## Records provided

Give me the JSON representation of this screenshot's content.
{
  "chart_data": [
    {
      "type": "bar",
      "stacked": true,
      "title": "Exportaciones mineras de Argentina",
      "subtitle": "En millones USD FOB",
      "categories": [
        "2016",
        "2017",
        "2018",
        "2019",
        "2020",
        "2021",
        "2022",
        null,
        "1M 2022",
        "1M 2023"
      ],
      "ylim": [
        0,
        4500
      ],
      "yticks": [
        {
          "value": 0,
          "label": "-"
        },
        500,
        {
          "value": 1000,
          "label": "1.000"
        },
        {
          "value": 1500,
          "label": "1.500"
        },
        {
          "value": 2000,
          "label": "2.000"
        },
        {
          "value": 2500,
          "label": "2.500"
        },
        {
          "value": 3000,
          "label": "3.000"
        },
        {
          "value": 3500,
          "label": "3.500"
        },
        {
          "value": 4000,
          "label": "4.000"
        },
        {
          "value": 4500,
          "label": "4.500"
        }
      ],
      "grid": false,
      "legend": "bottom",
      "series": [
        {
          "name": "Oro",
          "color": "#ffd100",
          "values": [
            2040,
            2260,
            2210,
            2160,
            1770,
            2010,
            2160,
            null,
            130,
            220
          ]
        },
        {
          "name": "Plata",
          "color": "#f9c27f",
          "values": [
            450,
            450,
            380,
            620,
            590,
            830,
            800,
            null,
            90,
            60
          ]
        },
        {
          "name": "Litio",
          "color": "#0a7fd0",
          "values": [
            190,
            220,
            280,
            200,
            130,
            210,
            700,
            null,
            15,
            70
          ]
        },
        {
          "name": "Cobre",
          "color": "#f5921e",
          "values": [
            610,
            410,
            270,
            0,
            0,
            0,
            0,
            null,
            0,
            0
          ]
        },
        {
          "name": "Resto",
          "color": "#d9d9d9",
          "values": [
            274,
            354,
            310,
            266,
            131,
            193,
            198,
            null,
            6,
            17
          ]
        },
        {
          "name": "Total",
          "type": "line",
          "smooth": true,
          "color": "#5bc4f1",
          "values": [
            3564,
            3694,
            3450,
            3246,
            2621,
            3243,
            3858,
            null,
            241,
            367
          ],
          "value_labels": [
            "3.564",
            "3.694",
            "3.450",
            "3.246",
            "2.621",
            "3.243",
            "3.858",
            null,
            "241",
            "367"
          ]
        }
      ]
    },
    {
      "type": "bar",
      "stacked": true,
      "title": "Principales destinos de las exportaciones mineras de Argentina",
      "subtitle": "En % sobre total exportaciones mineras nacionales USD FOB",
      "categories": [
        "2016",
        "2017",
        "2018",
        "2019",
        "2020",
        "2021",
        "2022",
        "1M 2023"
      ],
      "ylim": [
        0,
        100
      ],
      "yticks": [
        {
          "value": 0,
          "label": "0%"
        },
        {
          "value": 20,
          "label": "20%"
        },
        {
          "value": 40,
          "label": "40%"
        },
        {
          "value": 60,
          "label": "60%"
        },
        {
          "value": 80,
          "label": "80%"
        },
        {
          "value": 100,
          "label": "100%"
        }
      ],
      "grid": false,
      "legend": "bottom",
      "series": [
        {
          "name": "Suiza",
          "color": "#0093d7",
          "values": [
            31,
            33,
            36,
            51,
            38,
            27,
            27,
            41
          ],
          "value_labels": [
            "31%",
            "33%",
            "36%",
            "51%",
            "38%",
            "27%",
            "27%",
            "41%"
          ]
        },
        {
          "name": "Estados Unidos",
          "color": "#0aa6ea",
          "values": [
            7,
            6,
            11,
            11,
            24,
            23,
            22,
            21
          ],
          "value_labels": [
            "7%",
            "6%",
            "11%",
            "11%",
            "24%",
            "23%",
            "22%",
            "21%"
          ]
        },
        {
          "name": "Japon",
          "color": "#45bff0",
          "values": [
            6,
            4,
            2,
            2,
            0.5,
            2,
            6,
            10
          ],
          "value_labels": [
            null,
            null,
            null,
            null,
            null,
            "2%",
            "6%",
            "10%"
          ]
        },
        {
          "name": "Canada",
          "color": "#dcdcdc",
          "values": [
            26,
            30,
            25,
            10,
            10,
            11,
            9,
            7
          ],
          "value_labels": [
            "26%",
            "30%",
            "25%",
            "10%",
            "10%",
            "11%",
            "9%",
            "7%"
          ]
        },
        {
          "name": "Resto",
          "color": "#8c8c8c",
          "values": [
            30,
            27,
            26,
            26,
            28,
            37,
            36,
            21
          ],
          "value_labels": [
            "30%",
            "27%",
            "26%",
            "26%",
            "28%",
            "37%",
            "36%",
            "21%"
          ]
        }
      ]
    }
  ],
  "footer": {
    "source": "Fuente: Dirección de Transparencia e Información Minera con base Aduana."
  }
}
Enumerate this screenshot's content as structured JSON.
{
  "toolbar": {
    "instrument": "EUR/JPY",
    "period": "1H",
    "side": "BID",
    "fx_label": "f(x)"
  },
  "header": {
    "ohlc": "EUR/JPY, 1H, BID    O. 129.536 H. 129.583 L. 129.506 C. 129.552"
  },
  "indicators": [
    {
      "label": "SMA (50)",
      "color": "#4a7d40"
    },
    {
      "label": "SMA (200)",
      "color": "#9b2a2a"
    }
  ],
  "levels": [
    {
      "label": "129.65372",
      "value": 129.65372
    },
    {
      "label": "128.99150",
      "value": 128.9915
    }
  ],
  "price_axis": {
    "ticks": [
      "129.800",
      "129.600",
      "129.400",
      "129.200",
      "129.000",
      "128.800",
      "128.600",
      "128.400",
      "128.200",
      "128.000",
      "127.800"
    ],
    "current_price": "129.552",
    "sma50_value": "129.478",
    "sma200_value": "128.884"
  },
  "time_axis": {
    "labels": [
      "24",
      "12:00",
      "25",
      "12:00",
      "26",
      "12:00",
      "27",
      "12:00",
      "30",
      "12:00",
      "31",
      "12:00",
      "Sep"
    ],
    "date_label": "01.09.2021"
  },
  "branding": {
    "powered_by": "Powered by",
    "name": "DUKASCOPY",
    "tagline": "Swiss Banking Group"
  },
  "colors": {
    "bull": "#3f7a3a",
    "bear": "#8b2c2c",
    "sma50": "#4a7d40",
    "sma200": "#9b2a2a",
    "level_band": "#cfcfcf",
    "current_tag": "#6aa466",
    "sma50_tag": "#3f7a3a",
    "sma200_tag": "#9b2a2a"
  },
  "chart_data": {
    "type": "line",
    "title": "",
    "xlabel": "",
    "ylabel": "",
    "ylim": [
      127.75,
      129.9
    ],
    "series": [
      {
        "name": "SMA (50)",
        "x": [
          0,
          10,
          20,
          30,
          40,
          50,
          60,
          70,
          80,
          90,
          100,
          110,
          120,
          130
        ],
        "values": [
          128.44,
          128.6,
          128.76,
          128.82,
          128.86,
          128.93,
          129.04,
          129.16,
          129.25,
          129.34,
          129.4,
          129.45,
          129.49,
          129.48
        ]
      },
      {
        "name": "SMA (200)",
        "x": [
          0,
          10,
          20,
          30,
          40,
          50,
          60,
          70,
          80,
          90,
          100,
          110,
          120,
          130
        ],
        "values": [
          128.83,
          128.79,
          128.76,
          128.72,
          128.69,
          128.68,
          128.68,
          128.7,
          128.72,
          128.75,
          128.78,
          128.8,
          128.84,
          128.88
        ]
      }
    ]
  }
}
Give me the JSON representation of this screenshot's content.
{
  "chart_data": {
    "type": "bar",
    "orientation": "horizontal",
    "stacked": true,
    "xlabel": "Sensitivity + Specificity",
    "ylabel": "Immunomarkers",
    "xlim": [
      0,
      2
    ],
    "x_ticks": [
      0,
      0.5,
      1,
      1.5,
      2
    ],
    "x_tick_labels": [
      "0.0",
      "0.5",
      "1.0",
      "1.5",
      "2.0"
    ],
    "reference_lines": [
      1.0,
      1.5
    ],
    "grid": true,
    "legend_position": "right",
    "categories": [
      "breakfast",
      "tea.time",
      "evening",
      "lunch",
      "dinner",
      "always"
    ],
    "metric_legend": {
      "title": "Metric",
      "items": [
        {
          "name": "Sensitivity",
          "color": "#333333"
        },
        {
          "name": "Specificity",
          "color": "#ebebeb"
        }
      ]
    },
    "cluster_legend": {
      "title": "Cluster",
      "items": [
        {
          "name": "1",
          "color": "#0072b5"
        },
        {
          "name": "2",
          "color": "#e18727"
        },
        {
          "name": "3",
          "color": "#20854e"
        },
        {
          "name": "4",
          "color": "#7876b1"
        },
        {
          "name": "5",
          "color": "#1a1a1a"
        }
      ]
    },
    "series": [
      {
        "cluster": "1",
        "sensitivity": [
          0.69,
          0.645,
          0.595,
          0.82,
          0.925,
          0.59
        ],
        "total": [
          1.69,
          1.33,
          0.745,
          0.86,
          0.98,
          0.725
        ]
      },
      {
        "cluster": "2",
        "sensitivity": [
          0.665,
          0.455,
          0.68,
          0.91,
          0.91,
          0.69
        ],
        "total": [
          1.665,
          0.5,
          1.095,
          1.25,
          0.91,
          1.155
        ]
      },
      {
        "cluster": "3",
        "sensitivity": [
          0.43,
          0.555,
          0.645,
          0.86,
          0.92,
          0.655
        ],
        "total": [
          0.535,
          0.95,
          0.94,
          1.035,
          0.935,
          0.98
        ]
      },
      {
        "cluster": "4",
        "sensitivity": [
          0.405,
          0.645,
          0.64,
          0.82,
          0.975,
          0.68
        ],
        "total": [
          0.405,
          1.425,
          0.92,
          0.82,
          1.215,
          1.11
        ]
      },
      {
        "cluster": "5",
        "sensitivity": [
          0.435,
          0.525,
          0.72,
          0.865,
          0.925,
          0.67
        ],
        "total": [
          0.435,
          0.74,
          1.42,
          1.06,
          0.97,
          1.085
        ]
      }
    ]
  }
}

## Written problem
Every line above that contains the word "subtitle" should be reported.

## Solution for this task
      "subtitle": "En millones USD FOB",
      "subtitle": "En % sobre total exportaciones mineras nacionales USD FOB",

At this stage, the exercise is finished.